_Exercise_.
Wherever the word "можно" shows up in a line, please copy that line.

_Items_.
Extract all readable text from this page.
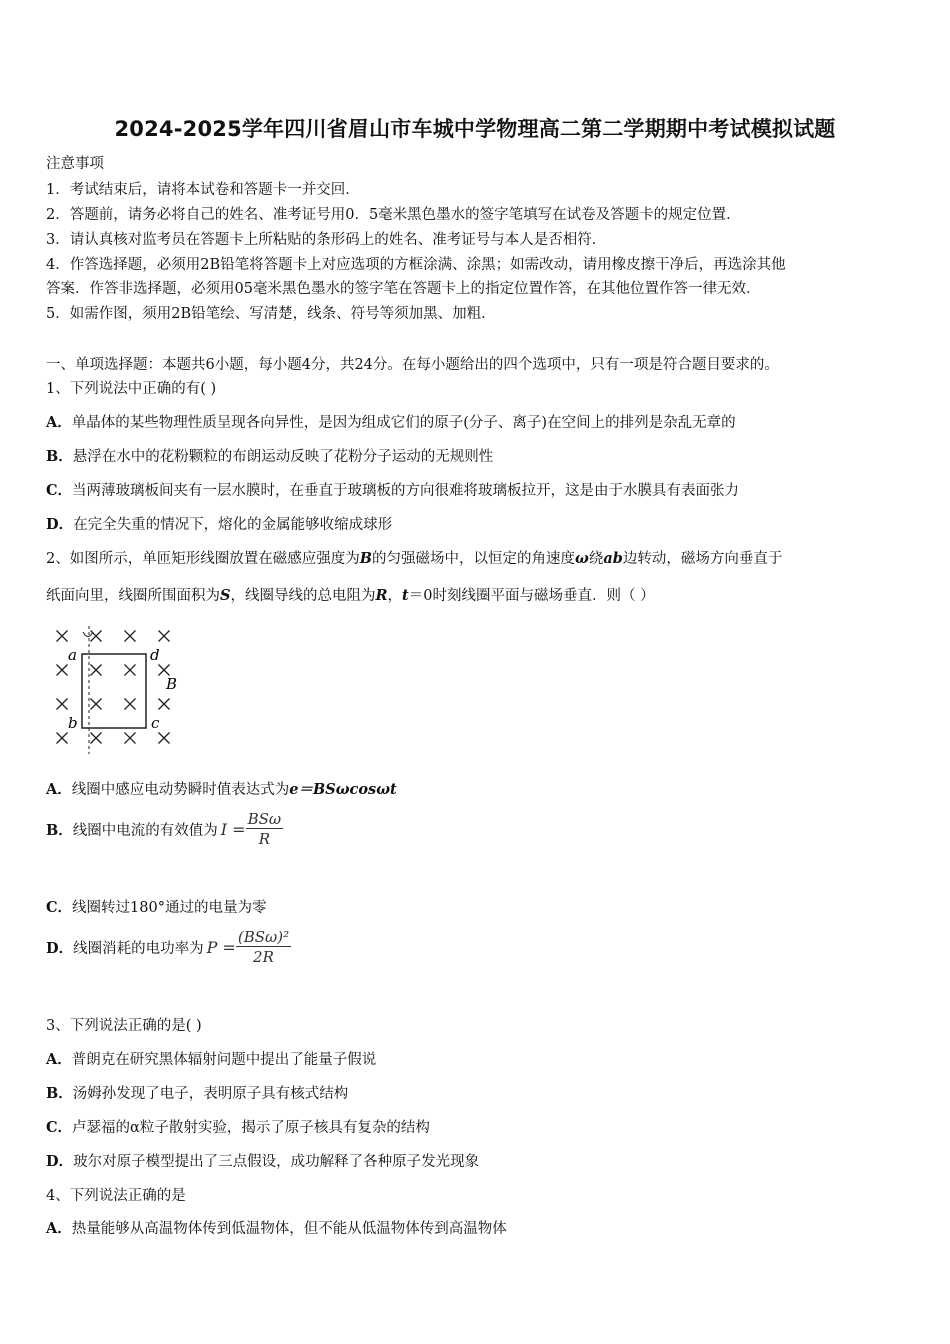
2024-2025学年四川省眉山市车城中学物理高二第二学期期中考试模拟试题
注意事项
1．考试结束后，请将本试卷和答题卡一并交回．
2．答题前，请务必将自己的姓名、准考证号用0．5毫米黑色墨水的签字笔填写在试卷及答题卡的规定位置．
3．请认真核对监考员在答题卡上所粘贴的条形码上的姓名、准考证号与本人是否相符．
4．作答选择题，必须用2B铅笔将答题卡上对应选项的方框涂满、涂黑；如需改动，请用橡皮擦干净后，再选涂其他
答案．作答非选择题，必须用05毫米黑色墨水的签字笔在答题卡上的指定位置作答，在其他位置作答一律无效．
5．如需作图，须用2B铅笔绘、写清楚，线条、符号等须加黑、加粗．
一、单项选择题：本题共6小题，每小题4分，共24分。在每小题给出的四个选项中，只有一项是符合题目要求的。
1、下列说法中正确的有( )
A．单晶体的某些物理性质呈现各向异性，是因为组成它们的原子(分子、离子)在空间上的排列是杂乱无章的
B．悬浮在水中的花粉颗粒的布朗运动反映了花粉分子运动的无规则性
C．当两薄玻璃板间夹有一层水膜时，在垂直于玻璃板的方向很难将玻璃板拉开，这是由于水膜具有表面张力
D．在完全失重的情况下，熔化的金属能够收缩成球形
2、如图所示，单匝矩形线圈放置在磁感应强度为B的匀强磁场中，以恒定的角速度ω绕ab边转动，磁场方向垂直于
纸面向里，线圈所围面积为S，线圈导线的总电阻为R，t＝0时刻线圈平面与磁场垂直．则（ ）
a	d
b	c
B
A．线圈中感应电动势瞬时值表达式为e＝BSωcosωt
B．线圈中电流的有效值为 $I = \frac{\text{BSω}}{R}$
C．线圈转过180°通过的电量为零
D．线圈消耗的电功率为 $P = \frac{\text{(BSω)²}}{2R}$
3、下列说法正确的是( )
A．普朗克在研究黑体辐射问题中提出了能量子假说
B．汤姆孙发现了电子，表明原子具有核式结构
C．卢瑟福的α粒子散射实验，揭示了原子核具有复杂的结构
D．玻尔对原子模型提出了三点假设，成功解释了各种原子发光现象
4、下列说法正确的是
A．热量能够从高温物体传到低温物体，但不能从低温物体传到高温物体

* * *

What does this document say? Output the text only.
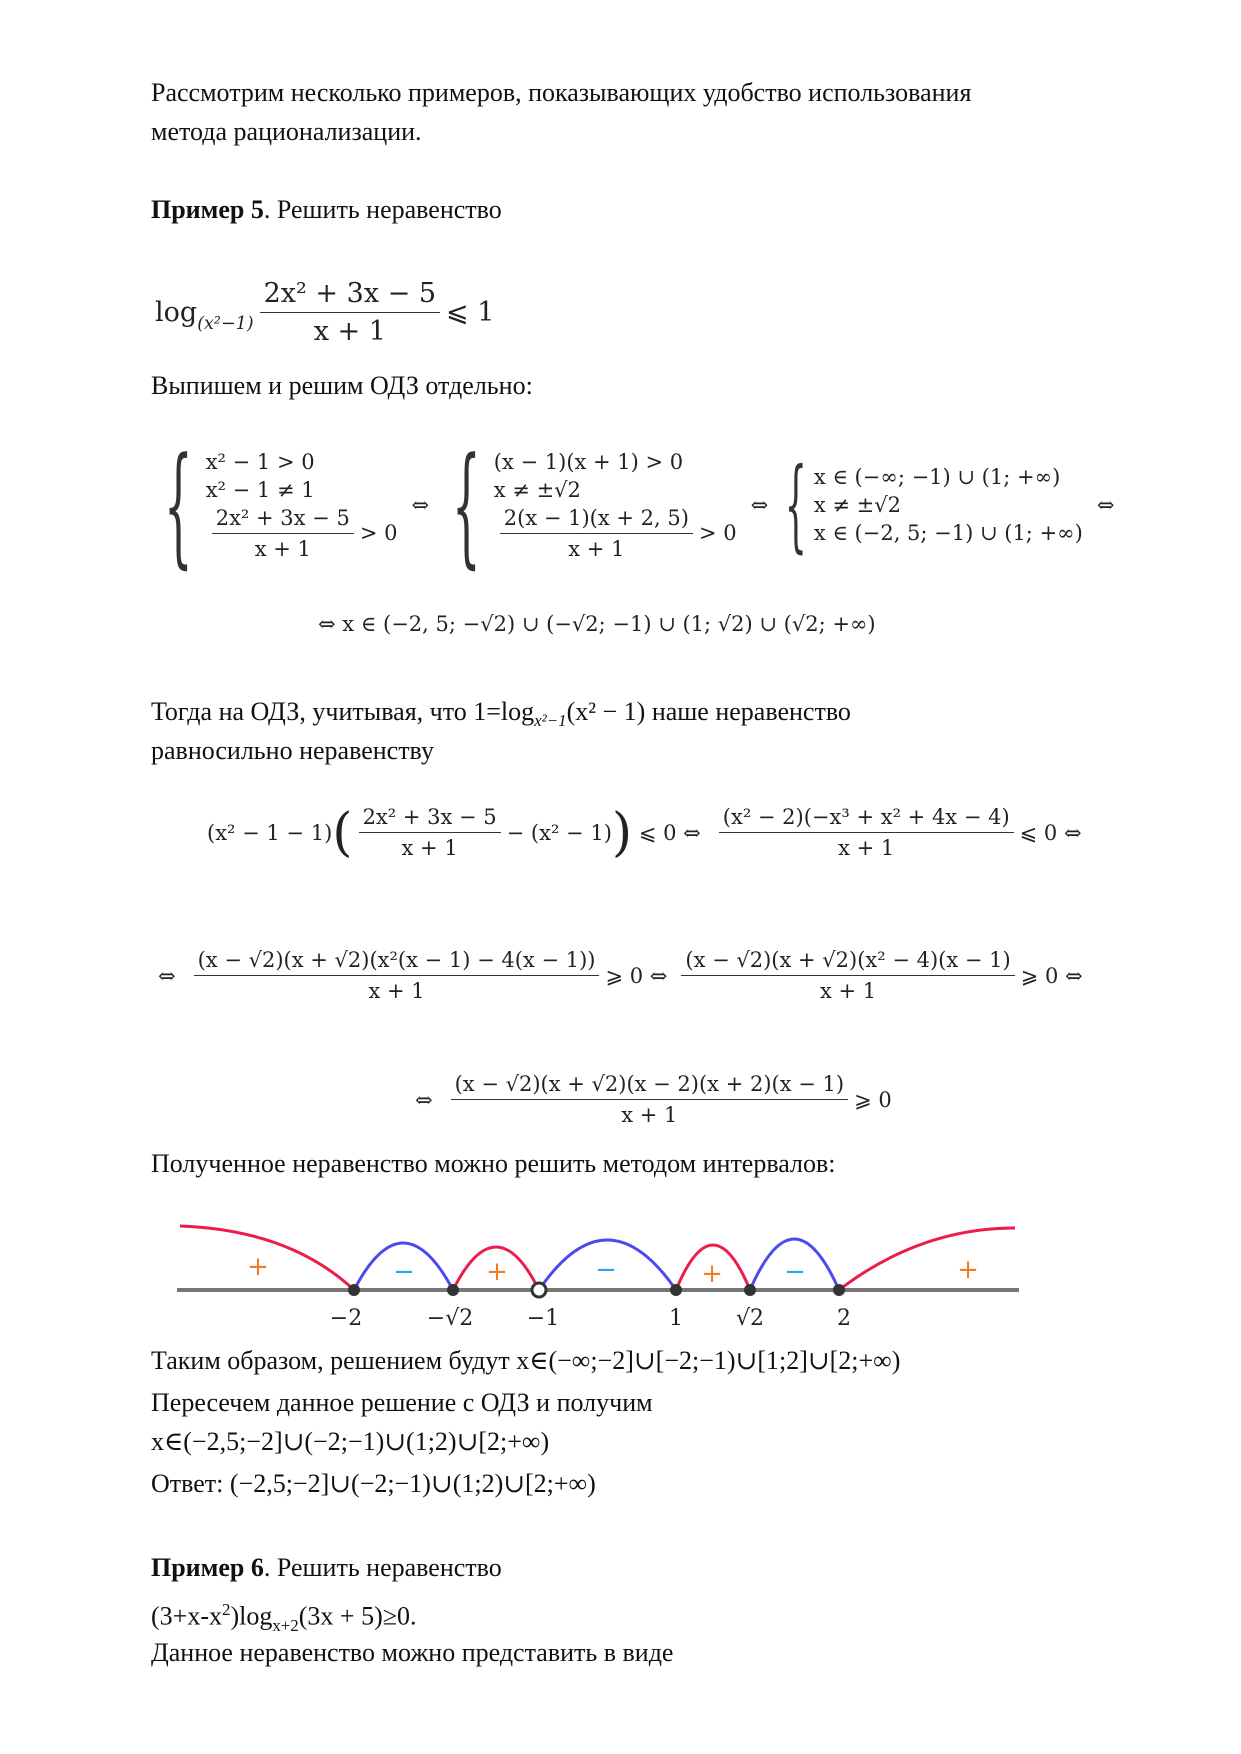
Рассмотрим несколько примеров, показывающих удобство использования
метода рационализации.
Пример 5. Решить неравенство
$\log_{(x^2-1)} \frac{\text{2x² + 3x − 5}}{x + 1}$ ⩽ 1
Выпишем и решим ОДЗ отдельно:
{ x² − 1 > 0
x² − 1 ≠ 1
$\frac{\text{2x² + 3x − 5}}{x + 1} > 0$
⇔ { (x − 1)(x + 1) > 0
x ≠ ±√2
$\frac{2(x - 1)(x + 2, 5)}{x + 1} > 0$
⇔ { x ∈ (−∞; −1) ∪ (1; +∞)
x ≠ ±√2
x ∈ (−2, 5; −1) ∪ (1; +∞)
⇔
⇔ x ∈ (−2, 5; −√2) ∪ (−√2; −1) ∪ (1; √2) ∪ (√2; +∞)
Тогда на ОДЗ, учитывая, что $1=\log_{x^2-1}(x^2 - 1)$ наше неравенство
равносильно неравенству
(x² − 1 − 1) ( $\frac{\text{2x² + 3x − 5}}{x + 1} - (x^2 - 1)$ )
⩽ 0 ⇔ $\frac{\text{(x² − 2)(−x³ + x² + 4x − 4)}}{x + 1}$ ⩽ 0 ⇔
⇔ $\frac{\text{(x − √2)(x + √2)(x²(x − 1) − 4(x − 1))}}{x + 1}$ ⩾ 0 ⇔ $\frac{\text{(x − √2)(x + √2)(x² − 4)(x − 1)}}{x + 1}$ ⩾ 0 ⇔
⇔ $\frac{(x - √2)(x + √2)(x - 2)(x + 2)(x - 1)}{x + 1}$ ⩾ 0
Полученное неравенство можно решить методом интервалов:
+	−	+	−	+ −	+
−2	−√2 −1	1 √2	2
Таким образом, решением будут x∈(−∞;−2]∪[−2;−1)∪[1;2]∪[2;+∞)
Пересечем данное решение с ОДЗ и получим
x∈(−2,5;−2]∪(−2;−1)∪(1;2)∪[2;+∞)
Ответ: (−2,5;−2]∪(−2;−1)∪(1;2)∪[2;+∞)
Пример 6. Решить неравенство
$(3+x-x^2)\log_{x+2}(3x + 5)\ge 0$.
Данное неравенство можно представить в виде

_Written solution_.
Полученное неравенство можно решить методом интервалов:
Данное неравенство можно представить в виде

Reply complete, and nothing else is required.